** Begin PAGE **

This indexer still shares a few limitations with my previous one:
- there's no fielded search (yet --- should be much easier and more
  efficient to add to this one than to my previous attempts)
- there's no relevancy ranking
- there's no good summary of each search result (beyond its filename,
  byte offsets, and excerpts containing the search terms) along the
  lines of the title of an HTML document, or the subject, sender, and
  date on a mail message
- it doesn't understand HTML, MIME multipart, base64, quoted-printable,
  PDF, PostScript, TeX, any programming languages, etc.  Its
  understanding of mbox files consists of this: that they are divided
  into messages.

And it has a few new limitations of its own:
- it indexes slowly.  200 megabytes an hour on this machine is maybe 200
  times slower than my previous indexer.  It will probably get several
  times faster when I add support for multiple index files (at lookup
  time) and merging index files.
- it searches slowly.  It often takes several seconds to find all the
  documents that satisfy a query, although it is usually comes up with
  some of them within less than a second.
- it displays the earliest-added documents first; in a mailbox file,
  these will be the oldest.
- it loads certain information about an index at startup time; as the
  index grows, this can make command-line usage slow.
- the novel index structure keeps the index small, and it will be even
  smaller if I get a little bit smarter about compression, but it has
  some inherent disadvantages of its own:
  - it's difficult (prohibitively expensive, I think) to support
    sub-word queries ("donk*"), which has important implications for
    incremental UI feedback
  - because the index file doesn't actually contain the indexed terms,
    it's generally impossible to translate an index file when you change
    some of the parameters of the index file structure; you have to
    rebuild it from scratch.  Parameters I've changed that had this
    problem in the past included hash algorithm, number of hashes; it's
    possible to adjust page size and number of buckets and adapt the old
    index, but generally the previously indexed documents won't get the
    benefit of the changes.

** End PAGE **
** Begin DATA SECTION **

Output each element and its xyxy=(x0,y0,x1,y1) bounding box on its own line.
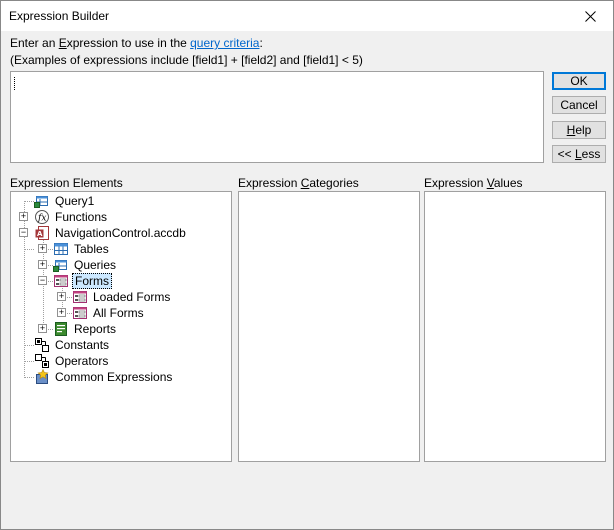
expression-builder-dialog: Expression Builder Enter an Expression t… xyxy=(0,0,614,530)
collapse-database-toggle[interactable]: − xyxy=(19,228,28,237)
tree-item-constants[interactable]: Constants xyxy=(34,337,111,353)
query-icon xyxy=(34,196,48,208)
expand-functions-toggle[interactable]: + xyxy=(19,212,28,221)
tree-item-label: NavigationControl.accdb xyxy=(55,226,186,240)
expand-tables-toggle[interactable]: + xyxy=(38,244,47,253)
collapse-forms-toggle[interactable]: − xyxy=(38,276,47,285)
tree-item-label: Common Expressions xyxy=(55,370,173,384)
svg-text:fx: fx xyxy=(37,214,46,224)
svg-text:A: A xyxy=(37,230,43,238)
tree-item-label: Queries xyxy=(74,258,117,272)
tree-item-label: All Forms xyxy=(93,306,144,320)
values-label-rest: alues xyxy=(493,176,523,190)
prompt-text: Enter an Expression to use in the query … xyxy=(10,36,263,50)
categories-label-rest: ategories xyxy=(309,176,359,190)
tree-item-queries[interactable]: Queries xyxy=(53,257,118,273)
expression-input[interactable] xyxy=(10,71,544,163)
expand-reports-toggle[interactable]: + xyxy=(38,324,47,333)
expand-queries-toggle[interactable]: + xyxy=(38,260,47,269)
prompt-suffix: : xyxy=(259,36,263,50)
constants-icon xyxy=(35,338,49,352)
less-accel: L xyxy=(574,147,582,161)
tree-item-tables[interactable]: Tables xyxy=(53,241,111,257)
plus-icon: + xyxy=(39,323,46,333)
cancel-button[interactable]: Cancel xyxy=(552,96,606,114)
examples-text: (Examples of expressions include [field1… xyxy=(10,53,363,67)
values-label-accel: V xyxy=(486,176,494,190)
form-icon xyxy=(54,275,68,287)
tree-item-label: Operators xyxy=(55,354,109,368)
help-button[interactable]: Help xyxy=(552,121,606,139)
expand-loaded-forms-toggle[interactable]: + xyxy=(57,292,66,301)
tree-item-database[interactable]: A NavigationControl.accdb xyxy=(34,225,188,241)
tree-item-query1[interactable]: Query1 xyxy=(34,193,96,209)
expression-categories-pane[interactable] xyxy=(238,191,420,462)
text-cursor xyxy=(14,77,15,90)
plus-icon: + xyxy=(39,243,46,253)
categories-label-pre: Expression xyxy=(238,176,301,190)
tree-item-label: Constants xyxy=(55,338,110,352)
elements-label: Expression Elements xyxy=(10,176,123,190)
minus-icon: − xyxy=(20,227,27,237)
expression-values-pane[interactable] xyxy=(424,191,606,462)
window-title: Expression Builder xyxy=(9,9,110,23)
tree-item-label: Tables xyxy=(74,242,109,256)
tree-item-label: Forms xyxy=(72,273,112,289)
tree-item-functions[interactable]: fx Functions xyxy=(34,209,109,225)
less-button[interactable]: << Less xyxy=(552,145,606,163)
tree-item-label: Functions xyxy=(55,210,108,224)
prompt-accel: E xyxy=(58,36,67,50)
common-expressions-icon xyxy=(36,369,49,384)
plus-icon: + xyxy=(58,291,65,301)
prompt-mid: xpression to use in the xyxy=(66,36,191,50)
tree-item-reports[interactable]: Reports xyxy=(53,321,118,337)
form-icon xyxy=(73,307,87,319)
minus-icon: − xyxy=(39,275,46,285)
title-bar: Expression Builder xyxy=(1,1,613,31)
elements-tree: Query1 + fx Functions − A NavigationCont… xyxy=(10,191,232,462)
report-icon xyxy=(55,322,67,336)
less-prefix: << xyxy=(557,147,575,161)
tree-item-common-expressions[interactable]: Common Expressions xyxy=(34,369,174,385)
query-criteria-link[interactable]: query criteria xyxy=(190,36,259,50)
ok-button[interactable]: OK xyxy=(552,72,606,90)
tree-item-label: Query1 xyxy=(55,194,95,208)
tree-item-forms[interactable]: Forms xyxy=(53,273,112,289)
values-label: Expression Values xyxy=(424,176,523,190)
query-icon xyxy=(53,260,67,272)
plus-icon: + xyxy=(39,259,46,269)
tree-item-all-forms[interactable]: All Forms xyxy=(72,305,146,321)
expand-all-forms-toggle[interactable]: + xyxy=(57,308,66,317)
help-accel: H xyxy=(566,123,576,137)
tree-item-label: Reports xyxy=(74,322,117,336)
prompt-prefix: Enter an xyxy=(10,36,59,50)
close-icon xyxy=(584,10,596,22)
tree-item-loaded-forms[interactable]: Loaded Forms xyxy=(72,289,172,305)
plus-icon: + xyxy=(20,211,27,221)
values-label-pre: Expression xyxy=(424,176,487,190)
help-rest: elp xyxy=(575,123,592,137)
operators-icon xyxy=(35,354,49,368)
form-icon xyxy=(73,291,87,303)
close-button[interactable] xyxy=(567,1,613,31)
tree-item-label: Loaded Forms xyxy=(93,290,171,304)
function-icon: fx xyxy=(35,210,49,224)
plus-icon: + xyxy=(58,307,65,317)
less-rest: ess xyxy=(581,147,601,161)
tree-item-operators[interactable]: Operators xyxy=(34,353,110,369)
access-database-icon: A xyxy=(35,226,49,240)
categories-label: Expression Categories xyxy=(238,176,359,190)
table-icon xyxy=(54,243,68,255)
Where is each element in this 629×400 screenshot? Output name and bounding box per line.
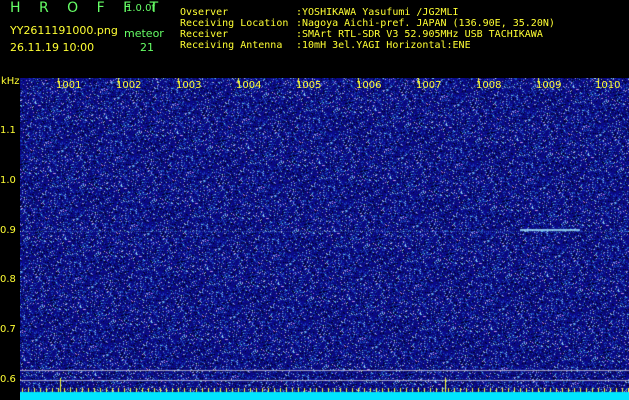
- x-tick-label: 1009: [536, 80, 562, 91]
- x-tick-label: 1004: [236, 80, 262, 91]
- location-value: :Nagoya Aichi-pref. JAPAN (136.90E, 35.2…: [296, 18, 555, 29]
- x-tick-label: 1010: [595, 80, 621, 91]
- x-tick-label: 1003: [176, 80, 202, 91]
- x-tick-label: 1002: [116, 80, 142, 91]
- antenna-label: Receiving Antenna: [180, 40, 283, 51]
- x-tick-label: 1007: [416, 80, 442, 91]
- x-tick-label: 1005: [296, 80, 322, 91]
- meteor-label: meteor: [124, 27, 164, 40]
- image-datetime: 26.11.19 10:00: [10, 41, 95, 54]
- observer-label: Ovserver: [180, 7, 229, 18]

** End DATA SECTION **

THE TASKS:
**A.** Reproduce, word for word, the part of the indexer text starting with "- it displays" and going on through "command-line usage slow.".
**B.** List each limitation that the indexer text says this indexer shares with the previous one.

SOLUTION LIST:
**A.**
- it displays the earliest-added documents first; in a mailbox file,
  these will be the oldest.
- it loads certain information about an index at startup time; as the
  index grows, this can make command-line usage slow.

**B.**
- There's no fielded search.
- There's no relevancy ranking.
- There's no good summary of each search result.
- It doesn't understand HTML, MIME multipart, base64, quoted-printable, PDF, PostScript, TeX, any programming languages, etc.